[start RECORDS PROVIDED]

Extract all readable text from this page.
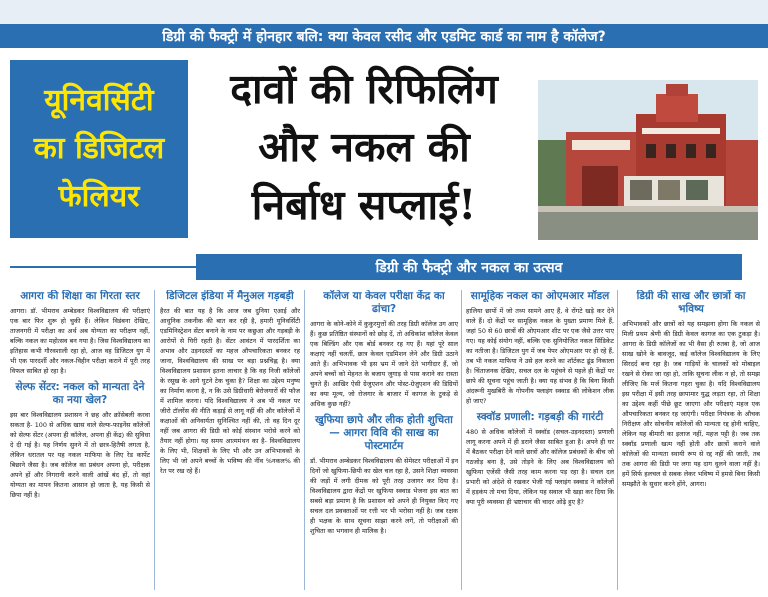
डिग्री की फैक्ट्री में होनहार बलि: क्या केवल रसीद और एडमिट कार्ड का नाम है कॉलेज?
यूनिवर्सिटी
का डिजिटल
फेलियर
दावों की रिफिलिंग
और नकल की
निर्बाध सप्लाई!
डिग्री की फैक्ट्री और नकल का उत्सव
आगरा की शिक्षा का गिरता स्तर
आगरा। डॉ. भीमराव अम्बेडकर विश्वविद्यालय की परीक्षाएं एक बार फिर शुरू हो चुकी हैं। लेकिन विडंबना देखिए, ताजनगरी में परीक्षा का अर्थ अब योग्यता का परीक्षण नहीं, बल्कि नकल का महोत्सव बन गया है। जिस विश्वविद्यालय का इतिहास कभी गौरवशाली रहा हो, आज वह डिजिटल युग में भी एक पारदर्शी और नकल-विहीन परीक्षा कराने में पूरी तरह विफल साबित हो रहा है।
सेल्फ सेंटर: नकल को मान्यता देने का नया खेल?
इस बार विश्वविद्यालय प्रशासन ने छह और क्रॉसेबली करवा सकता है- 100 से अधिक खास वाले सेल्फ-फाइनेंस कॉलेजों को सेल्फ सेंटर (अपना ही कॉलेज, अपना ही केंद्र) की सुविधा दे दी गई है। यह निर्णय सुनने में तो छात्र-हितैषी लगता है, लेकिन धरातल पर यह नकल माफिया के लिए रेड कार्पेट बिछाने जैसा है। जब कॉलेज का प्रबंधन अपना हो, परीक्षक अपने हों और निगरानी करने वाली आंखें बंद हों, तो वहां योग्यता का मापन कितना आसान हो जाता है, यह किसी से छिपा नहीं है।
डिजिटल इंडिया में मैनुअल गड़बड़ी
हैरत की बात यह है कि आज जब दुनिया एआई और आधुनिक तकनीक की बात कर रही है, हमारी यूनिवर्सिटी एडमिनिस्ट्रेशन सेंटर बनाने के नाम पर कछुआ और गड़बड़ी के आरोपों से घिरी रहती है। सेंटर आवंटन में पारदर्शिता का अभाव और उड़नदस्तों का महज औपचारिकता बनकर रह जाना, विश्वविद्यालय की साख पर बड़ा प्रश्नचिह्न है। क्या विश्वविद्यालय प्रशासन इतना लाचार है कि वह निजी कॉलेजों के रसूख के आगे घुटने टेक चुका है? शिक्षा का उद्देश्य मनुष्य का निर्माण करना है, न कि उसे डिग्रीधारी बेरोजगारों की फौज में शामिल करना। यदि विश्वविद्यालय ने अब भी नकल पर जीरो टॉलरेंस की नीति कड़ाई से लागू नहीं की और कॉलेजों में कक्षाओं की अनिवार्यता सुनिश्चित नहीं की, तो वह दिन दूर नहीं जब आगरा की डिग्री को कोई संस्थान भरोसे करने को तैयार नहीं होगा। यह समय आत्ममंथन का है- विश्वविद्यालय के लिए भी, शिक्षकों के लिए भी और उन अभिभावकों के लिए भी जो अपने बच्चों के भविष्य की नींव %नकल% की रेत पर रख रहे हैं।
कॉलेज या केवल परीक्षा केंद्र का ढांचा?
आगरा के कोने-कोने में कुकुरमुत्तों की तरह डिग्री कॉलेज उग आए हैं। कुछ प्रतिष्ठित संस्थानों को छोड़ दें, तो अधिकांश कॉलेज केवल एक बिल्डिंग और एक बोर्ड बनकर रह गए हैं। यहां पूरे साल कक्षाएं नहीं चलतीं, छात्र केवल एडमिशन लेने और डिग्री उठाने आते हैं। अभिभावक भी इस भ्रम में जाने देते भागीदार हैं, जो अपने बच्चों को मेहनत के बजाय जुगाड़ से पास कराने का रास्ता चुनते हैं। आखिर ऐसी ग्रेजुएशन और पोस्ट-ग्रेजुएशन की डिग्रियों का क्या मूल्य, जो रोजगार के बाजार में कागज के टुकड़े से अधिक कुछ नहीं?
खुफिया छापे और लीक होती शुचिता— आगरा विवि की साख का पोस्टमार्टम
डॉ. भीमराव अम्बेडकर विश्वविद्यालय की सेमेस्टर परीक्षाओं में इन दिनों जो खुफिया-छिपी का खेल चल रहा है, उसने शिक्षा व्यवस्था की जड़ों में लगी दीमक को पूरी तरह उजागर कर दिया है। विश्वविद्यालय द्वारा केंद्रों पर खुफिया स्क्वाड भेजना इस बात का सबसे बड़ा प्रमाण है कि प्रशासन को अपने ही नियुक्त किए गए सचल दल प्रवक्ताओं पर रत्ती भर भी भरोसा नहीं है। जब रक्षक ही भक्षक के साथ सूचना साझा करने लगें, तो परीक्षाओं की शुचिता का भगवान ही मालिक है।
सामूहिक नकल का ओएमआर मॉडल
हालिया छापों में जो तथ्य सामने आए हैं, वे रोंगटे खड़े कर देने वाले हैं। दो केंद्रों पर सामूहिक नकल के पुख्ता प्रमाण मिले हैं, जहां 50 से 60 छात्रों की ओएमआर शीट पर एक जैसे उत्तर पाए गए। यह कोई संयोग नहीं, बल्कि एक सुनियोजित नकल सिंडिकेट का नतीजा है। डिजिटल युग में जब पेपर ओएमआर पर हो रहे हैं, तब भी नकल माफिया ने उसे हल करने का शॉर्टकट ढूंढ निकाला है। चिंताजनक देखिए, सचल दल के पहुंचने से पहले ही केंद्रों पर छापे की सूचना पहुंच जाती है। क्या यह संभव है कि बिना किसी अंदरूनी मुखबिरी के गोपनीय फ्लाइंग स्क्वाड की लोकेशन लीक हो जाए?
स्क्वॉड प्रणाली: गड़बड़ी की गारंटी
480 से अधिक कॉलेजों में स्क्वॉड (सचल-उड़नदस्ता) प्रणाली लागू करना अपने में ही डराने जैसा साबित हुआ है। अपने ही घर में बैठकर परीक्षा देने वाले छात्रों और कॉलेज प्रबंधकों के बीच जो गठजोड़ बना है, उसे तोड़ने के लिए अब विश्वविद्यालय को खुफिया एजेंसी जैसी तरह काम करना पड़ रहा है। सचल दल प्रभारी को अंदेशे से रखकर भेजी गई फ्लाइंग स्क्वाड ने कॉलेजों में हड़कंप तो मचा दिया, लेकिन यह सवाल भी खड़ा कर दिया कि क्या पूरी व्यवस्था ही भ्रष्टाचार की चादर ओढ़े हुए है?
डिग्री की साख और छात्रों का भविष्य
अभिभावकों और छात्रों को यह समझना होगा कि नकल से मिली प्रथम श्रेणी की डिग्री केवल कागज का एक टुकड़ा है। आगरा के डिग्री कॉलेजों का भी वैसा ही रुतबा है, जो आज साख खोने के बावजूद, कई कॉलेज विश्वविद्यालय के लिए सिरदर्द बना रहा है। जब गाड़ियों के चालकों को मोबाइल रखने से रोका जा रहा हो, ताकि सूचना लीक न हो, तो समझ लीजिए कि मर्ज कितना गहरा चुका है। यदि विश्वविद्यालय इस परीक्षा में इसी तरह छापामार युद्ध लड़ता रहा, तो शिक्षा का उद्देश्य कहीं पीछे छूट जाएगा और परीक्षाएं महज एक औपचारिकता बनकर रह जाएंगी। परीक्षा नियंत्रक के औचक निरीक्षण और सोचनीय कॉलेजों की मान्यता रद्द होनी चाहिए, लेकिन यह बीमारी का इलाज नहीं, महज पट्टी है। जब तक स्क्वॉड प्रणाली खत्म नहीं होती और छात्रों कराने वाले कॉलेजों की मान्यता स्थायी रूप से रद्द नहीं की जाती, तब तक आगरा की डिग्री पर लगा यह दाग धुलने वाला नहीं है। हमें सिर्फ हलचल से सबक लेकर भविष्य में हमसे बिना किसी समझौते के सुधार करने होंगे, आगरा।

[end RECORDS PROVIDED]

REQUIREMENTS:
In your copy, leave out the pictures and reproduce the material above exactly.

EXERCISE OUTPUT:
Extract all readable text from this page.
डिग्री की फैक्ट्री में होनहार बलि: क्या केवल रसीद और एडमिट कार्ड का नाम है कॉलेज?
यूनिवर्सिटी
का डिजिटल
फेलियर
दावों की रिफिलिंग
और नकल की
निर्बाध सप्लाई!
डिग्री की फैक्ट्री और नकल का उत्सव
आगरा की शिक्षा का गिरता स्तर
आगरा। डॉ. भीमराव अम्बेडकर विश्वविद्यालय की परीक्षाएं एक बार फिर शुरू हो चुकी हैं। लेकिन विडंबना देखिए, ताजनगरी में परीक्षा का अर्थ अब योग्यता का परीक्षण नहीं, बल्कि नकल का महोत्सव बन गया है। जिस विश्वविद्यालय का इतिहास कभी गौरवशाली रहा हो, आज वह डिजिटल युग में भी एक पारदर्शी और नकल-विहीन परीक्षा कराने में पूरी तरह विफल साबित हो रहा है।
सेल्फ सेंटर: नकल को मान्यता देने का नया खेल?
इस बार विश्वविद्यालय प्रशासन ने छह और क्रॉसेबली करवा सकता है- 100 से अधिक खास वाले सेल्फ-फाइनेंस कॉलेजों को सेल्फ सेंटर (अपना ही कॉलेज, अपना ही केंद्र) की सुविधा दे दी गई है। यह निर्णय सुनने में तो छात्र-हितैषी लगता है, लेकिन धरातल पर यह नकल माफिया के लिए रेड कार्पेट बिछाने जैसा है। जब कॉलेज का प्रबंधन अपना हो, परीक्षक अपने हों और निगरानी करने वाली आंखें बंद हों, तो वहां योग्यता का मापन कितना आसान हो जाता है, यह किसी से छिपा नहीं है।
डिजिटल इंडिया में मैनुअल गड़बड़ी
हैरत की बात यह है कि आज जब दुनिया एआई और आधुनिक तकनीक की बात कर रही है, हमारी यूनिवर्सिटी एडमिनिस्ट्रेशन सेंटर बनाने के नाम पर कछुआ और गड़बड़ी के आरोपों से घिरी रहती है। सेंटर आवंटन में पारदर्शिता का अभाव और उड़नदस्तों का महज औपचारिकता बनकर रह जाना, विश्वविद्यालय की साख पर बड़ा प्रश्नचिह्न है। क्या विश्वविद्यालय प्रशासन इतना लाचार है कि वह निजी कॉलेजों के रसूख के आगे घुटने टेक चुका है? शिक्षा का उद्देश्य मनुष्य का निर्माण करना है, न कि उसे डिग्रीधारी बेरोजगारों की फौज में शामिल करना। यदि विश्वविद्यालय ने अब भी नकल पर जीरो टॉलरेंस की नीति कड़ाई से लागू नहीं की और कॉलेजों में कक्षाओं की अनिवार्यता सुनिश्चित नहीं की, तो वह दिन दूर नहीं जब आगरा की डिग्री को कोई संस्थान भरोसे करने को तैयार नहीं होगा। यह समय आत्ममंथन का है- विश्वविद्यालय के लिए भी, शिक्षकों के लिए भी और उन अभिभावकों के लिए भी जो अपने बच्चों के भविष्य की नींव %नकल% की रेत पर रख रहे हैं।
कॉलेज या केवल परीक्षा केंद्र का ढांचा?
आगरा के कोने-कोने में कुकुरमुत्तों की तरह डिग्री कॉलेज उग आए हैं। कुछ प्रतिष्ठित संस्थानों को छोड़ दें, तो अधिकांश कॉलेज केवल एक बिल्डिंग और एक बोर्ड बनकर रह गए हैं। यहां पूरे साल कक्षाएं नहीं चलतीं, छात्र केवल एडमिशन लेने और डिग्री उठाने आते हैं। अभिभावक भी इस भ्रम में जाने देते भागीदार हैं, जो अपने बच्चों को मेहनत के बजाय जुगाड़ से पास कराने का रास्ता चुनते हैं। आखिर ऐसी ग्रेजुएशन और पोस्ट-ग्रेजुएशन की डिग्रियों का क्या मूल्य, जो रोजगार के बाजार में कागज के टुकड़े से अधिक कुछ नहीं?
खुफिया छापे और लीक होती शुचिता— आगरा विवि की साख का पोस्टमार्टम
डॉ. भीमराव अम्बेडकर विश्वविद्यालय की सेमेस्टर परीक्षाओं में इन दिनों जो खुफिया-छिपी का खेल चल रहा है, उसने शिक्षा व्यवस्था की जड़ों में लगी दीमक को पूरी तरह उजागर कर दिया है। विश्वविद्यालय द्वारा केंद्रों पर खुफिया स्क्वाड भेजना इस बात का सबसे बड़ा प्रमाण है कि प्रशासन को अपने ही नियुक्त किए गए सचल दल प्रवक्ताओं पर रत्ती भर भी भरोसा नहीं है। जब रक्षक ही भक्षक के साथ सूचना साझा करने लगें, तो परीक्षाओं की शुचिता का भगवान ही मालिक है।
सामूहिक नकल का ओएमआर मॉडल
हालिया छापों में जो तथ्य सामने आए हैं, वे रोंगटे खड़े कर देने वाले हैं। दो केंद्रों पर सामूहिक नकल के पुख्ता प्रमाण मिले हैं, जहां 50 से 60 छात्रों की ओएमआर शीट पर एक जैसे उत्तर पाए गए। यह कोई संयोग नहीं, बल्कि एक सुनियोजित नकल सिंडिकेट का नतीजा है। डिजिटल युग में जब पेपर ओएमआर पर हो रहे हैं, तब भी नकल माफिया ने उसे हल करने का शॉर्टकट ढूंढ निकाला है। चिंताजनक देखिए, सचल दल के पहुंचने से पहले ही केंद्रों पर छापे की सूचना पहुंच जाती है। क्या यह संभव है कि बिना किसी अंदरूनी मुखबिरी के गोपनीय फ्लाइंग स्क्वाड की लोकेशन लीक हो जाए?
स्क्वॉड प्रणाली: गड़बड़ी की गारंटी
480 से अधिक कॉलेजों में स्क्वॉड (सचल-उड़नदस्ता) प्रणाली लागू करना अपने में ही डराने जैसा साबित हुआ है। अपने ही घर में बैठकर परीक्षा देने वाले छात्रों और कॉलेज प्रबंधकों के बीच जो गठजोड़ बना है, उसे तोड़ने के लिए अब विश्वविद्यालय को खुफिया एजेंसी जैसी तरह काम करना पड़ रहा है। सचल दल प्रभारी को अंदेशे से रखकर भेजी गई फ्लाइंग स्क्वाड ने कॉलेजों में हड़कंप तो मचा दिया, लेकिन यह सवाल भी खड़ा कर दिया कि क्या पूरी व्यवस्था ही भ्रष्टाचार की चादर ओढ़े हुए है?
डिग्री की साख और छात्रों का भविष्य
अभिभावकों और छात्रों को यह समझना होगा कि नकल से मिली प्रथम श्रेणी की डिग्री केवल कागज का एक टुकड़ा है। आगरा के डिग्री कॉलेजों का भी वैसा ही रुतबा है, जो आज साख खोने के बावजूद, कई कॉलेज विश्वविद्यालय के लिए सिरदर्द बना रहा है। जब गाड़ियों के चालकों को मोबाइल रखने से रोका जा रहा हो, ताकि सूचना लीक न हो, तो समझ लीजिए कि मर्ज कितना गहरा चुका है। यदि विश्वविद्यालय इस परीक्षा में इसी तरह छापामार युद्ध लड़ता रहा, तो शिक्षा का उद्देश्य कहीं पीछे छूट जाएगा और परीक्षाएं महज एक औपचारिकता बनकर रह जाएंगी। परीक्षा नियंत्रक के औचक निरीक्षण और सोचनीय कॉलेजों की मान्यता रद्द होनी चाहिए, लेकिन यह बीमारी का इलाज नहीं, महज पट्टी है। जब तक स्क्वॉड प्रणाली खत्म नहीं होती और छात्रों कराने वाले कॉलेजों की मान्यता स्थायी रूप से रद्द नहीं की जाती, तब तक आगरा की डिग्री पर लगा यह दाग धुलने वाला नहीं है। हमें सिर्फ हलचल से सबक लेकर भविष्य में हमसे बिना किसी समझौते के सुधार करने होंगे, आगरा।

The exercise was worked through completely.